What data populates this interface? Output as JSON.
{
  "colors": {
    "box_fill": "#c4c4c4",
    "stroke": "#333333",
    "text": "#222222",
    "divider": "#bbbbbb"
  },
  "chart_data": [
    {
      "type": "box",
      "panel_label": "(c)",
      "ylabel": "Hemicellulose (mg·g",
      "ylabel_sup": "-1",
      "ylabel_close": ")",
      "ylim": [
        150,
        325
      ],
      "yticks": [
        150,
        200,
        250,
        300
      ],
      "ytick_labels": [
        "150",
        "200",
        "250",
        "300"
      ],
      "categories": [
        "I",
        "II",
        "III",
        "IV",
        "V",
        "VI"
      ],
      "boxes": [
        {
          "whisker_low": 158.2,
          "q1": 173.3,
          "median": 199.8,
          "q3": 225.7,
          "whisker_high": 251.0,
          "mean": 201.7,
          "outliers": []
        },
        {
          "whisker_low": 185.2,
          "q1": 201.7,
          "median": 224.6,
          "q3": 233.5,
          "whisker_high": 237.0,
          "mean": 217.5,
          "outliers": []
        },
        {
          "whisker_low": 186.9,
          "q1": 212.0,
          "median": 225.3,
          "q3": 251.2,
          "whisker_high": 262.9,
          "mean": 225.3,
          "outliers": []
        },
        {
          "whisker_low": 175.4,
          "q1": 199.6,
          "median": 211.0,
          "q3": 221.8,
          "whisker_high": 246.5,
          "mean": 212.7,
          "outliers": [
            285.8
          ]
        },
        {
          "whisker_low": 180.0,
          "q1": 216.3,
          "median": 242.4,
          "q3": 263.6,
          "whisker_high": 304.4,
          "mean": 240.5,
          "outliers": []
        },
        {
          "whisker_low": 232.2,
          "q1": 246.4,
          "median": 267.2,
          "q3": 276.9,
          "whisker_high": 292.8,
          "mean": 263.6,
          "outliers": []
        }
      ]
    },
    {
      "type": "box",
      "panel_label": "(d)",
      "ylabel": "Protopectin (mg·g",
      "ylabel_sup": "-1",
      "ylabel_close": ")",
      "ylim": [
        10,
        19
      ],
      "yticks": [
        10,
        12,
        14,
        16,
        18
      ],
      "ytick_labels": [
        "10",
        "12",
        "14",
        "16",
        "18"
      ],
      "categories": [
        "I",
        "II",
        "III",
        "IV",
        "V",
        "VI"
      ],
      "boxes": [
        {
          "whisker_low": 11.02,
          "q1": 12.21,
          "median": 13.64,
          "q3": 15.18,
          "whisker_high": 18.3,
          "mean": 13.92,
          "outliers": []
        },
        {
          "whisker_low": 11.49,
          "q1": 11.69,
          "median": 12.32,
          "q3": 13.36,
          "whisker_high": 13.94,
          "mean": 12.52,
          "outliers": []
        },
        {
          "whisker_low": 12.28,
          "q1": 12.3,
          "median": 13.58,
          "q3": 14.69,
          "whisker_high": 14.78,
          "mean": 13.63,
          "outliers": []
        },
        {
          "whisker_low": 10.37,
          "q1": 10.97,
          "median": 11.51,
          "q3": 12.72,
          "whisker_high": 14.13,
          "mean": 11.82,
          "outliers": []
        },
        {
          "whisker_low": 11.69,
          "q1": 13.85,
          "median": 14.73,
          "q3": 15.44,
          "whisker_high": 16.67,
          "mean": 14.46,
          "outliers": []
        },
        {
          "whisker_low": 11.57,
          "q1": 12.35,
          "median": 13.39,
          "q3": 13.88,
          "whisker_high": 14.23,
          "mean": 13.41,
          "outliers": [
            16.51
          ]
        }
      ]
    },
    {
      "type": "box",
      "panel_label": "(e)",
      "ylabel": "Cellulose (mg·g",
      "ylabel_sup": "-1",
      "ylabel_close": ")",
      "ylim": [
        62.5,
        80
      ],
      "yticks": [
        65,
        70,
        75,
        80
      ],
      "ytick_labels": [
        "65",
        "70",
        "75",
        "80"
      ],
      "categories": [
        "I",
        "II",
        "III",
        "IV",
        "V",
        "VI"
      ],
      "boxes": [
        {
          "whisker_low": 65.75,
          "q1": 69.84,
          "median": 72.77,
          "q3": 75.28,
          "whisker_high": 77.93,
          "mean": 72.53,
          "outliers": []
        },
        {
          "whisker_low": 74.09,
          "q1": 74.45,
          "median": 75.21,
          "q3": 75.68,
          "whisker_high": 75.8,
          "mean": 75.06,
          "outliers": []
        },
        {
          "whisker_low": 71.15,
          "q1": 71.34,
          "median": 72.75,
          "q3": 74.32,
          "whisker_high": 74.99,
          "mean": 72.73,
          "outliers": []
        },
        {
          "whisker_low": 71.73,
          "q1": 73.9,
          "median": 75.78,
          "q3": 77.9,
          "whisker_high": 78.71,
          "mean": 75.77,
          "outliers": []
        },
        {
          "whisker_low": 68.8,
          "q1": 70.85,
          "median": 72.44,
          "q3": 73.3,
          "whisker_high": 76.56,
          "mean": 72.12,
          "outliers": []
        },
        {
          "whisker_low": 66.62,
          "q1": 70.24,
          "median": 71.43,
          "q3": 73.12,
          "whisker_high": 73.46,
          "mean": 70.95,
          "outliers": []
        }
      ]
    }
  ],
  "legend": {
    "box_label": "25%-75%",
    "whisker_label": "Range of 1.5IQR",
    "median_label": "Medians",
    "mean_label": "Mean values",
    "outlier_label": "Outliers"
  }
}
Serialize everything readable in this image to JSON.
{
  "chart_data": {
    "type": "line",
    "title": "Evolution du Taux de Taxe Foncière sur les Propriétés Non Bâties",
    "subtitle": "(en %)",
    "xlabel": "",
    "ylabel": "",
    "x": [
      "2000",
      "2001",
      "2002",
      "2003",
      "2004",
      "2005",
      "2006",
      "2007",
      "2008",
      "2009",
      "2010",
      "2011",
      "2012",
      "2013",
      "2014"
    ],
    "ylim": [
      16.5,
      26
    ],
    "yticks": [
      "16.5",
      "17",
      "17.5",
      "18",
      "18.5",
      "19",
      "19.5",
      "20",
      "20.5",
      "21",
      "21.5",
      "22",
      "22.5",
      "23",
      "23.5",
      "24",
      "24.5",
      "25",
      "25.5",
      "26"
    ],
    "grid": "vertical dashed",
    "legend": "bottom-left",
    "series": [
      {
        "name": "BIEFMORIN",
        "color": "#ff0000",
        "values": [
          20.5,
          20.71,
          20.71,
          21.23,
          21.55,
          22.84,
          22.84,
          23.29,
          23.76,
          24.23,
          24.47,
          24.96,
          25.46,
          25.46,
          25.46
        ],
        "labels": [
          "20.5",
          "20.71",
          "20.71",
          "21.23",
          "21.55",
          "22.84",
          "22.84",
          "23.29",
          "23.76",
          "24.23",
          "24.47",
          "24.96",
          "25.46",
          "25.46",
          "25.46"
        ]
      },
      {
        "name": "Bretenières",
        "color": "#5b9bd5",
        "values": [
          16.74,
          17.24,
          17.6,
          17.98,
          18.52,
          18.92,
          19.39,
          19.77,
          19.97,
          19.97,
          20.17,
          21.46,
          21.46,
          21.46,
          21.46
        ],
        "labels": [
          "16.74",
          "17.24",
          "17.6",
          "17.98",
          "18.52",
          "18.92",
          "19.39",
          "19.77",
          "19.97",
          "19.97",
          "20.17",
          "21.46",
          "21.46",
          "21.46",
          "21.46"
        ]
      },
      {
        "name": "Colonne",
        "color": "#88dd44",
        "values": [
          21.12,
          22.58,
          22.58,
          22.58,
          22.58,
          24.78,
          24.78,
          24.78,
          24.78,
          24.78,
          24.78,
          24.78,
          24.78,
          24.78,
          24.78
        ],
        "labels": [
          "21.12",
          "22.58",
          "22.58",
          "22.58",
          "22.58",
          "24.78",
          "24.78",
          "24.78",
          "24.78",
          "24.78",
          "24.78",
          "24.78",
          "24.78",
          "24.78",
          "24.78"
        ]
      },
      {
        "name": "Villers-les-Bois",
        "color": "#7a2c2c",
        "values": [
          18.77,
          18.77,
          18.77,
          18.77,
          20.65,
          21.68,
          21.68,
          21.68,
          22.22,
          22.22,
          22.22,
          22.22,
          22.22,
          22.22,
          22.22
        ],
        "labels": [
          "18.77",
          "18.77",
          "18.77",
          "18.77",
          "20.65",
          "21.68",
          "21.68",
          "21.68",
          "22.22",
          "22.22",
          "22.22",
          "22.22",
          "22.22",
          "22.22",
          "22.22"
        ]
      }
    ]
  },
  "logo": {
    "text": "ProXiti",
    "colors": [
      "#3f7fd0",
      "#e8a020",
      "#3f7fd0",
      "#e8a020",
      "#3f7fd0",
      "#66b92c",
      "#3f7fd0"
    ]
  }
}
#####
Goal: Show the lines that mention the word "JSON".

Answer for this exercise:
What data populates this interface? Output as JSON.
Serialize everything readable in this image to JSON.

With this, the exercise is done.